▶ [Goal of the exercise]
Quote the data below in full, please, without altering anything.

Dataset records
+ + + +

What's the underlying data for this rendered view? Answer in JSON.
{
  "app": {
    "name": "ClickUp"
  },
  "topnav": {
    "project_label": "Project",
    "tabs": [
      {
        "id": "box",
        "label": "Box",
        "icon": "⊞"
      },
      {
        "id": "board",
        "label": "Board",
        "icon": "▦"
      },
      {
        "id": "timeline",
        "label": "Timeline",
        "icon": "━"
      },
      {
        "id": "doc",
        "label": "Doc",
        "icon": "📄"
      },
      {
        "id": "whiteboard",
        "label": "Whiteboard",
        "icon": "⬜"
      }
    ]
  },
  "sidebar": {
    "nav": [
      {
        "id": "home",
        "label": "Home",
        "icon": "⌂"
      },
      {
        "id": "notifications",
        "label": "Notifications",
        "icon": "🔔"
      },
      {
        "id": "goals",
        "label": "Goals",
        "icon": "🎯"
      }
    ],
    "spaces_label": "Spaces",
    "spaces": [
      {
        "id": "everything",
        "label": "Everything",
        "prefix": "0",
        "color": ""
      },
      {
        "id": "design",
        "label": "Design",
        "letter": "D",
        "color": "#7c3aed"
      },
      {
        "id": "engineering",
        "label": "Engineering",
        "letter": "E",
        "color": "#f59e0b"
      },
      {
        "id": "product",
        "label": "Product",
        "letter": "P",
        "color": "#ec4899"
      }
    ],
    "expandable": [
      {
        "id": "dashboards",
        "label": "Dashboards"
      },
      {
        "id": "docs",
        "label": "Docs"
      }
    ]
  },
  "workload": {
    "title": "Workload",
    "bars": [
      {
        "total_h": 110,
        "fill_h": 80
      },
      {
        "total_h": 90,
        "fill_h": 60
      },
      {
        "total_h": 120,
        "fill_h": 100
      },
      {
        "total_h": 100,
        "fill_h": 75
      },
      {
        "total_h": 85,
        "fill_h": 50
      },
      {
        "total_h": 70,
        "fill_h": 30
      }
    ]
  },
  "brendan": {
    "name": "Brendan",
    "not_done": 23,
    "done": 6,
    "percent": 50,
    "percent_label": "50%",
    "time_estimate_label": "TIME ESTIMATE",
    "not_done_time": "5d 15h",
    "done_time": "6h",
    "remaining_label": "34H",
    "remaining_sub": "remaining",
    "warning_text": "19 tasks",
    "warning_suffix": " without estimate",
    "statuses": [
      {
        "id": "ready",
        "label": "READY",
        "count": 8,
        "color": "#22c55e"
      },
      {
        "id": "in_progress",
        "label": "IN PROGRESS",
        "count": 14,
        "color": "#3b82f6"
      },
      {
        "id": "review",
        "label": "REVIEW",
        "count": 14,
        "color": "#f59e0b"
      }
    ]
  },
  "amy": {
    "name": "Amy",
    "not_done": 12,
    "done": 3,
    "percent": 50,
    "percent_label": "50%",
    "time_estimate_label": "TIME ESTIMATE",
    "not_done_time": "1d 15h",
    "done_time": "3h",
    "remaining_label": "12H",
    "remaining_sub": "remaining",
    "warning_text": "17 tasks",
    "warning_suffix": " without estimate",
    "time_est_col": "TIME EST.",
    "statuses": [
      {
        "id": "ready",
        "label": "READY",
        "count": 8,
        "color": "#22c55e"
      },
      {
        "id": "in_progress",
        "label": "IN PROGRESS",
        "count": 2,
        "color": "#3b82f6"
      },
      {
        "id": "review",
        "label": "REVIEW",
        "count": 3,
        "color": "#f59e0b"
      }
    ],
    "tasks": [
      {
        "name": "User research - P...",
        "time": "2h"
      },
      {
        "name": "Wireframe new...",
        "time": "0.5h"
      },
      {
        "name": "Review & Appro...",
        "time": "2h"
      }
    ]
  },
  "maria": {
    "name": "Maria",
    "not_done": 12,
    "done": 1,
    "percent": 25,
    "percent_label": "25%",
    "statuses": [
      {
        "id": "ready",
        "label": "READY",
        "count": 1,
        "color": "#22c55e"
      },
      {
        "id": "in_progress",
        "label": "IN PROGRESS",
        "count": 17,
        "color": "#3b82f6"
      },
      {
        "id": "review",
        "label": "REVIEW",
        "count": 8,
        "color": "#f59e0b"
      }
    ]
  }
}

+ + + +

▶ [Result of the task]
What's the underlying data for this rendered view? Answer in JSON.
{
  "app": {
    "name": "ClickUp"
  },
  "topnav": {
    "project_label": "Project",
    "tabs": [
      {
        "id": "box",
        "label": "Box",
        "icon": "⊞"
      },
      {
        "id": "board",
        "label": "Board",
        "icon": "▦"
      },
      {
        "id": "timeline",
        "label": "Timeline",
        "icon": "━"
      },
      {
        "id": "doc",
        "label": "Doc",
        "icon": "📄"
      },
      {
        "id": "whiteboard",
        "label": "Whiteboard",
        "icon": "⬜"
      }
    ]
  },
  "sidebar": {
    "nav": [
      {
        "id": "home",
        "label": "Home",
        "icon": "⌂"
      },
      {
        "id": "notifications",
        "label": "Notifications",
        "icon": "🔔"
      },
      {
        "id": "goals",
        "label": "Goals",
        "icon": "🎯"
      }
    ],
    "spaces_label": "Spaces",
    "spaces": [
      {
        "id": "everything",
        "label": "Everything",
        "prefix": "0",
        "color": ""
      },
      {
        "id": "design",
        "label": "Design",
        "letter": "D",
        "color": "#7c3aed"
      },
      {
        "id": "engineering",
        "label": "Engineering",
        "letter": "E",
        "color": "#f59e0b"
      },
      {
        "id": "product",
        "label": "Product",
        "letter": "P",
        "color": "#ec4899"
      }
    ],
    "expandable": [
      {
        "id": "dashboards",
        "label": "Dashboards"
      },
      {
        "id": "docs",
        "label": "Docs"
      }
    ]
  },
  "workload": {
    "title": "Workload",
    "bars": [
      {
        "total_h": 110,
        "fill_h": 80
      },
      {
        "total_h": 90,
        "fill_h": 60
      },
      {
        "total_h": 120,
        "fill_h": 100
      },
      {
        "total_h": 100,
        "fill_h": 75
      },
      {
        "total_h": 85,
        "fill_h": 50
      },
      {
        "total_h": 70,
        "fill_h": 30
      }
    ]
  },
  "brendan": {
    "name": "Brendan",
    "not_done": 23,
    "done": 6,
    "percent": 50,
    "percent_label": "50%",
    "time_estimate_label": "TIME ESTIMATE",
    "not_done_time": "5d 15h",
    "done_time": "6h",
    "remaining_label": "34H",
    "remaining_sub": "remaining",
    "warning_text": "19 tasks",
    "warning_suffix": " without estimate",
    "statuses": [
      {
        "id": "ready",
        "label": "READY",
        "count": 8,
        "color": "#22c55e"
      },
      {
        "id": "in_progress",
        "label": "IN PROGRESS",
        "count": 14,
        "color": "#3b82f6"
      },
      {
        "id": "review",
        "label": "REVIEW",
        "count": 14,
        "color": "#f59e0b"
      }
    ]
  },
  "amy": {
    "name": "Amy",
    "not_done": 12,
    "done": 3,
    "percent": 50,
    "percent_label": "50%",
    "time_estimate_label": "TIME ESTIMATE",
    "not_done_time": "1d 15h",
    "done_time": "3h",
    "remaining_label": "12H",
    "remaining_sub": "remaining",
    "warning_text": "17 tasks",
    "warning_suffix": " without estimate",
    "time_est_col": "TIME EST.",
    "statuses": [
      {
        "id": "ready",
        "label": "READY",
        "count": 8,
        "color": "#22c55e"
      },
      {
        "id": "in_progress",
        "label": "IN PROGRESS",
        "count": 2,
        "color": "#3b82f6"
      },
      {
        "id": "review",
        "label": "REVIEW",
        "count": 3,
        "color": "#f59e0b"
      }
    ],
    "tasks": [
      {
        "name": "User research - P...",
        "time": "2h"
      },
      {
        "name": "Wireframe new...",
        "time": "0.5h"
      },
      {
        "name": "Review & Appro...",
        "time": "2h"
      }
    ]
  },
  "maria": {
    "name": "Maria",
    "not_done": 12,
    "done": 1,
    "percent": 25,
    "percent_label": "25%",
    "statuses": [
      {
        "id": "ready",
        "label": "READY",
        "count": 1,
        "color": "#22c55e"
      },
      {
        "id": "in_progress",
        "label": "IN PROGRESS",
        "count": 17,
        "color": "#3b82f6"
      },
      {
        "id": "review",
        "label": "REVIEW",
        "count": 8,
        "color": "#f59e0b"
      }
    ]
  }
}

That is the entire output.